» **JOB**
Return every record verbatim.

» **EXERCISE MATERIAL**
(begin)
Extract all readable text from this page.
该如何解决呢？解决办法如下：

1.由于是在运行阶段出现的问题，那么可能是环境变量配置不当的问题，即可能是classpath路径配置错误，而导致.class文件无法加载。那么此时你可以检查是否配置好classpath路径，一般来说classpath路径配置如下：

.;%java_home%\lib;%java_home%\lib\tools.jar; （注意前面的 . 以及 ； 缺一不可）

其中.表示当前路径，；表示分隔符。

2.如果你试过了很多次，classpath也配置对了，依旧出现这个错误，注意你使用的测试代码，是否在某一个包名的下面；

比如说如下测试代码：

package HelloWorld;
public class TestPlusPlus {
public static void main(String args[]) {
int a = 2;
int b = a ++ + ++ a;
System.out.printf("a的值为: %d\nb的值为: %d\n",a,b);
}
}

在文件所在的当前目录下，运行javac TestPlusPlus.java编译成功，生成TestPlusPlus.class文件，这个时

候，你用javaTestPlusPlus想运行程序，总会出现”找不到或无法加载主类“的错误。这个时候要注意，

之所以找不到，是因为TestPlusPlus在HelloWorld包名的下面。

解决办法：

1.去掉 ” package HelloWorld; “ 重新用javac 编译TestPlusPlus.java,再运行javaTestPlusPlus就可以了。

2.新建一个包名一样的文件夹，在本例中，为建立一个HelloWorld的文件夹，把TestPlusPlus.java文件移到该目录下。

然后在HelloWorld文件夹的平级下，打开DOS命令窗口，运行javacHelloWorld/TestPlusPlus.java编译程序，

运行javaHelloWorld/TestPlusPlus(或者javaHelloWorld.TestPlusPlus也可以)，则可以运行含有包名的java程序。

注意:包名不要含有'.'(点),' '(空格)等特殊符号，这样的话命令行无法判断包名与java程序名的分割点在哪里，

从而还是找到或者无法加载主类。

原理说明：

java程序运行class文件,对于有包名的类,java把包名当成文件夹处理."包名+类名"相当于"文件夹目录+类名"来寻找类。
(end)
» **EXPECTED ANSWER**
Extract all readable text from this page.
该如何解决呢？解决办法如下：

1.由于是在运行阶段出现的问题，那么可能是环境变量配置不当的问题，即可能是classpath路径配置错误，而导致.class文件无法加载。那么此时你可以检查是否配置好classpath路径，一般来说classpath路径配置如下：

.;%java_home%\lib;%java_home%\lib\tools.jar; （注意前面的 . 以及 ； 缺一不可）

其中.表示当前路径，；表示分隔符。

2.如果你试过了很多次，classpath也配置对了，依旧出现这个错误，注意你使用的测试代码，是否在某一个包名的下面；

比如说如下测试代码：

package HelloWorld;
public class TestPlusPlus {
public static void main(String args[]) {
int a = 2;
int b = a ++ + ++ a;
System.out.printf("a的值为: %d\nb的值为: %d\n",a,b);
}
}

在文件所在的当前目录下，运行javac TestPlusPlus.java编译成功，生成TestPlusPlus.class文件，这个时

候，你用javaTestPlusPlus想运行程序，总会出现”找不到或无法加载主类“的错误。这个时候要注意，

之所以找不到，是因为TestPlusPlus在HelloWorld包名的下面。

解决办法：

1.去掉 ” package HelloWorld; “ 重新用javac 编译TestPlusPlus.java,再运行javaTestPlusPlus就可以了。

2.新建一个包名一样的文件夹，在本例中，为建立一个HelloWorld的文件夹，把TestPlusPlus.java文件移到该目录下。

然后在HelloWorld文件夹的平级下，打开DOS命令窗口，运行javacHelloWorld/TestPlusPlus.java编译程序，

运行javaHelloWorld/TestPlusPlus(或者javaHelloWorld.TestPlusPlus也可以)，则可以运行含有包名的java程序。

注意:包名不要含有'.'(点),' '(空格)等特殊符号，这样的话命令行无法判断包名与java程序名的分割点在哪里，

从而还是找到或者无法加载主类。

原理说明：

java程序运行class文件,对于有包名的类,java把包名当成文件夹处理."包名+类名"相当于"文件夹目录+类名"来寻找类。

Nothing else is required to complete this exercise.